SOURCE EXTRACT.
#####

The Lost Boomers

I am a baby boomer born in 1955, at the front end of the most successful generation in time, and yet half of the boomers have less than $100,000 in savings. Few have pensions, their social security is at risk, and they never learned about the power of compounding money.  The result is higher divorce rates than ever before in the over-60 demographics, soaring alcohol and substance use, levels of loneliness never experienced before and ultimately suicide.

This strange phenomenon with the boomers is changing the very fabric of our nation. Boomers are more depressed than any other generation, and in fact, 1 in 7 are currently being treated every day. According to Gallup, boomers are more likely than any other generation in the past to have experienced depression at some point in their lives.

Some of the factors that contribute to this problem are that boomers were more in control of their careers than past generations, leaving behind the traditional jobs their parents had, along with their pensions and company-sponsored retirement plans. When the boomer’s job start winding down, they are lost and not sure what to replace their work schedule with. Friends are moving away to cheaper and warmer locations. The kids are raised and out of the house and there is a dark looming fear over whether they will outlive their money. They did not have a company looking out for their later years nor did they did have the foresight or training to manage their money and now they are facing the real possibility of working as a Walmart greeter into their golden years.

#####

Translate this sentence from the baby boomer text into Spanish: "Friends are moving away to cheaper and warmer locations." Work only from the baby boomer text.

#####

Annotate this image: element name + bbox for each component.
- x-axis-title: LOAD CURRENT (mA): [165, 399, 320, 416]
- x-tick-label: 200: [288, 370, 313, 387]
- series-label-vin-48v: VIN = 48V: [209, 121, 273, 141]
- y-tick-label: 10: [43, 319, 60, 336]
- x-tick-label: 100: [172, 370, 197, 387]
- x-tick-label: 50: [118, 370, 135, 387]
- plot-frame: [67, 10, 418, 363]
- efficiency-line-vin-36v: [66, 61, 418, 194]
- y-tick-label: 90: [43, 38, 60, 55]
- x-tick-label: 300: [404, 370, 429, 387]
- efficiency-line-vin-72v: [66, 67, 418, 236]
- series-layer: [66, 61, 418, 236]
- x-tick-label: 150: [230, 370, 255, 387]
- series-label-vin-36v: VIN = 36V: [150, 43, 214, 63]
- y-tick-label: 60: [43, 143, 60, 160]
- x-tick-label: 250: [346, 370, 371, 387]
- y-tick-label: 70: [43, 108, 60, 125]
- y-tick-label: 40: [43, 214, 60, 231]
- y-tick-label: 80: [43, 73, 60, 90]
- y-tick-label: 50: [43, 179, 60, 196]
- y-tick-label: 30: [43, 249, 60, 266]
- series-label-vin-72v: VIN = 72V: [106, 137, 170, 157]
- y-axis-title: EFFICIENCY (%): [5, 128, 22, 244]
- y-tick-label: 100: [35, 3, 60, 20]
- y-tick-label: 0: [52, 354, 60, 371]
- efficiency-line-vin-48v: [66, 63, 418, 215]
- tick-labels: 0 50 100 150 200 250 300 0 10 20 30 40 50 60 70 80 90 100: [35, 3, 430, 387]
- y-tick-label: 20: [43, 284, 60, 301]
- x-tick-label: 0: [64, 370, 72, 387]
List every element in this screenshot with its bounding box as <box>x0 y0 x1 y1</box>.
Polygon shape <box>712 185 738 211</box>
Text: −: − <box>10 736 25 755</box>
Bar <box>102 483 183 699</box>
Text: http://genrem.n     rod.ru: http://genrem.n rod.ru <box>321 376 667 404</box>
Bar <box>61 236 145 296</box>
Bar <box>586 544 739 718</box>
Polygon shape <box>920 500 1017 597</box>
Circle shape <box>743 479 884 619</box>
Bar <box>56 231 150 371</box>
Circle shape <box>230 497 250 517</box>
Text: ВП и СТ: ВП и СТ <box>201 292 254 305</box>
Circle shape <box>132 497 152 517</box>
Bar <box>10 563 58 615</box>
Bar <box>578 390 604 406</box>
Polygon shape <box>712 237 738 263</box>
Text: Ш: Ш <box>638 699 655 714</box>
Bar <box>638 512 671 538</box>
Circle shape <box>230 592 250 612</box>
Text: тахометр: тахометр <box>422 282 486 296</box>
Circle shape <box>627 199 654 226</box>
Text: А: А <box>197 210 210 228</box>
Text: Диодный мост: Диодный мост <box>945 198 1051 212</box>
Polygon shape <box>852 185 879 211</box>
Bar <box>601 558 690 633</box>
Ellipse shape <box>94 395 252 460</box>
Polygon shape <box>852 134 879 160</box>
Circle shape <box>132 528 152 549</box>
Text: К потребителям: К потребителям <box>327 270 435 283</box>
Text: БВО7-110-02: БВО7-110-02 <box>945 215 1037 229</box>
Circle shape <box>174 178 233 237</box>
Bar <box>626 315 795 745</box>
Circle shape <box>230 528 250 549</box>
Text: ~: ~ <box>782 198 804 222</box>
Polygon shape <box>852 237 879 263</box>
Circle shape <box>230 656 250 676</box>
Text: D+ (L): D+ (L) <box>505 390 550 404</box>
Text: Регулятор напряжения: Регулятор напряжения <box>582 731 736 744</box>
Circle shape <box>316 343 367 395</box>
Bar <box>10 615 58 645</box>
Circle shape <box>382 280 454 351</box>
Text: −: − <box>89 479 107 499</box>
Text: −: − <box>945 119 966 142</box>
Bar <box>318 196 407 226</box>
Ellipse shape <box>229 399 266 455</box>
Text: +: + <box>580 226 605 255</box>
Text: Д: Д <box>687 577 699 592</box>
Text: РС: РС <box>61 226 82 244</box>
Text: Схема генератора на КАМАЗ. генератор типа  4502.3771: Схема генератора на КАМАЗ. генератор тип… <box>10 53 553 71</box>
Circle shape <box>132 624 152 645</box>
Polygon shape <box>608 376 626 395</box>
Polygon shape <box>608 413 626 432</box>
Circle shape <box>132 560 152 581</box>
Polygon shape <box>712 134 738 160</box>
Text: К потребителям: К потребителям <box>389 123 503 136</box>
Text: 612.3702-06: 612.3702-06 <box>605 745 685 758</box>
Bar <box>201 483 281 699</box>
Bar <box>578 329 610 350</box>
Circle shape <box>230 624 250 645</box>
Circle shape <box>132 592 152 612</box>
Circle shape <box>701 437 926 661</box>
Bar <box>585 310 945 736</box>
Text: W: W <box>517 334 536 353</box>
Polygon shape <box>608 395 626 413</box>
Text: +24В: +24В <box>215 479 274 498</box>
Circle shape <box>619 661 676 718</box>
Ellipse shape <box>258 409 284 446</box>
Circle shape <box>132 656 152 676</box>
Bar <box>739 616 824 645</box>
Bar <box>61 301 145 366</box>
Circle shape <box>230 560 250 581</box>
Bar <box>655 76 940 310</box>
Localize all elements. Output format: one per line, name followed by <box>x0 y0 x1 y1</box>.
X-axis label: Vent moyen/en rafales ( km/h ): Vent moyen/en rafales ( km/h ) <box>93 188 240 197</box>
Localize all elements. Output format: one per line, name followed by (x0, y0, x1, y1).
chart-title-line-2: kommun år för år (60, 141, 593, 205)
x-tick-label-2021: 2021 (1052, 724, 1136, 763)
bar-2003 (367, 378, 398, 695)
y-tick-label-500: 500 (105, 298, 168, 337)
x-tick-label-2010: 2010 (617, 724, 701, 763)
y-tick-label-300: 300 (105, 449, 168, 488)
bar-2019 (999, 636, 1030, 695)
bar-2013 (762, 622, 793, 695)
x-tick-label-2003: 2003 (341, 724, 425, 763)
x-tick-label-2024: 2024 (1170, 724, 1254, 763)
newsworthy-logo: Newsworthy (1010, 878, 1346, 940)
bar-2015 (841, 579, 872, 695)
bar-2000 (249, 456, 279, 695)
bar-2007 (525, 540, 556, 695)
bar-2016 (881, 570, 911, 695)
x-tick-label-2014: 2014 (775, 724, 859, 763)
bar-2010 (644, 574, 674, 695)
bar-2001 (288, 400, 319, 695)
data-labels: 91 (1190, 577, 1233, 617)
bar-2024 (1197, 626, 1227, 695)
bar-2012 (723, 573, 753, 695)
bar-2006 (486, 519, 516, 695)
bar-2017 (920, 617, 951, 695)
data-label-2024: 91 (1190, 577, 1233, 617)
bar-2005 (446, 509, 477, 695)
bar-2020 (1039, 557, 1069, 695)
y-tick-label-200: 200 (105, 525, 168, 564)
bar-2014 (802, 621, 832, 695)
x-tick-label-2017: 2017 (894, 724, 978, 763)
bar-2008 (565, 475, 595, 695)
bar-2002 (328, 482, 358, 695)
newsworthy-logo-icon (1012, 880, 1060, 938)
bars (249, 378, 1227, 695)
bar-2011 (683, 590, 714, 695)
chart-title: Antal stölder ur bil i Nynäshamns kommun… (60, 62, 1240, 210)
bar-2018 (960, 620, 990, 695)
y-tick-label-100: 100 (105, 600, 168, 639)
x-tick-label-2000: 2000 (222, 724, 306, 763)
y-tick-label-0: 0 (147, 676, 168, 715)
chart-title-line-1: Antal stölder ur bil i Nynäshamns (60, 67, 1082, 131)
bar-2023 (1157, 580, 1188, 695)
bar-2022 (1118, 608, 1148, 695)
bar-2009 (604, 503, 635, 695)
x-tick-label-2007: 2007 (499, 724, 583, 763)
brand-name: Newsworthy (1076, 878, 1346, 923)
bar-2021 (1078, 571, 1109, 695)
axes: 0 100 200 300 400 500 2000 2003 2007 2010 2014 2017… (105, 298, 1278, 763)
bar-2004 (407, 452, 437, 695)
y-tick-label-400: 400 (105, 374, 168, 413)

#####

TASK RESPONSE. Los amigos se están mudando a lugares más baratos y más cálidos.